## Objective
Please transcribe the records precisely; pictures stay out of your copy.

## Source records
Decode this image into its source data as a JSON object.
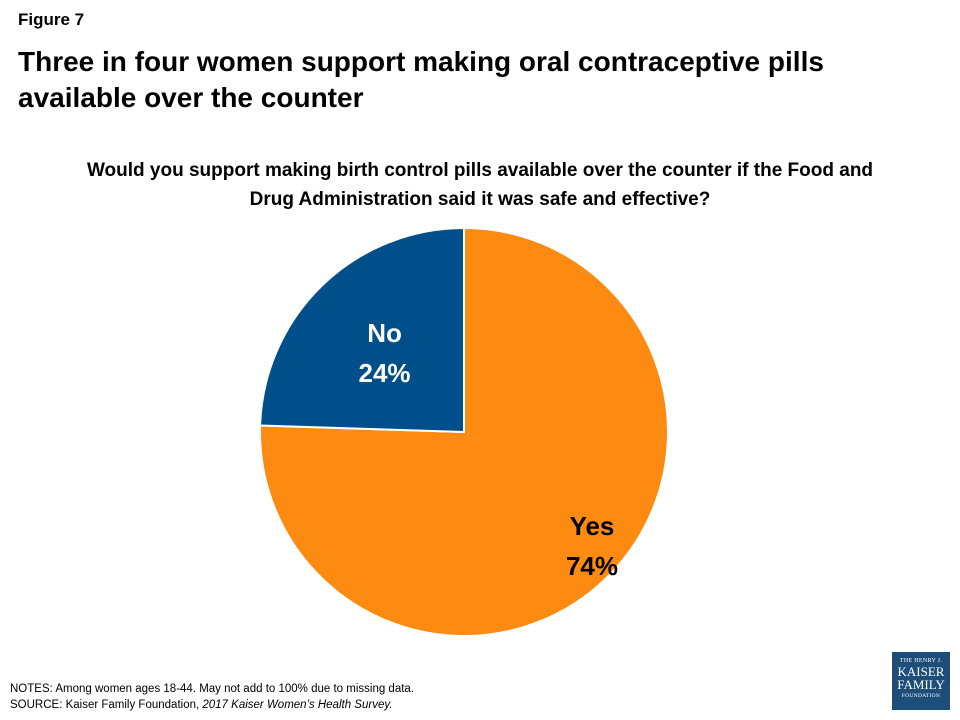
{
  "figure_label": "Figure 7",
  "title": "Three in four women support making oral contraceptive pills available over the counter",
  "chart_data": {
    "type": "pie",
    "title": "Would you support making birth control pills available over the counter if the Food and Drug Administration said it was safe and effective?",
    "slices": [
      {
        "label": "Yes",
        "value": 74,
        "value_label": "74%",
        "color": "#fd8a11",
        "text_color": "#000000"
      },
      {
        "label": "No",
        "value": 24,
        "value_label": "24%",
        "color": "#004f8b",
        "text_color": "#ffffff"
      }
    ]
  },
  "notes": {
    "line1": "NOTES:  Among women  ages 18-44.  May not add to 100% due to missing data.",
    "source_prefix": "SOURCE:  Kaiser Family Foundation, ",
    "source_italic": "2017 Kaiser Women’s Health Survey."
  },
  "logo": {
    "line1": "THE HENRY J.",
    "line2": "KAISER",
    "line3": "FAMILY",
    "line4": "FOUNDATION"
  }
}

## Worked answer
Decode this image into its source data as a JSON object.
{
  "figure_label": "Figure 7",
  "title": "Three in four women support making oral contraceptive pills available over the counter",
  "chart_data": {
    "type": "pie",
    "title": "Would you support making birth control pills available over the counter if the Food and Drug Administration said it was safe and effective?",
    "slices": [
      {
        "label": "Yes",
        "value": 74,
        "value_label": "74%",
        "color": "#fd8a11",
        "text_color": "#000000"
      },
      {
        "label": "No",
        "value": 24,
        "value_label": "24%",
        "color": "#004f8b",
        "text_color": "#ffffff"
      }
    ]
  },
  "notes": {
    "line1": "NOTES:  Among women  ages 18-44.  May not add to 100% due to missing data.",
    "source_prefix": "SOURCE:  Kaiser Family Foundation, ",
    "source_italic": "2017 Kaiser Women’s Health Survey."
  },
  "logo": {
    "line1": "THE HENRY J.",
    "line2": "KAISER",
    "line3": "FAMILY",
    "line4": "FOUNDATION"
  }
}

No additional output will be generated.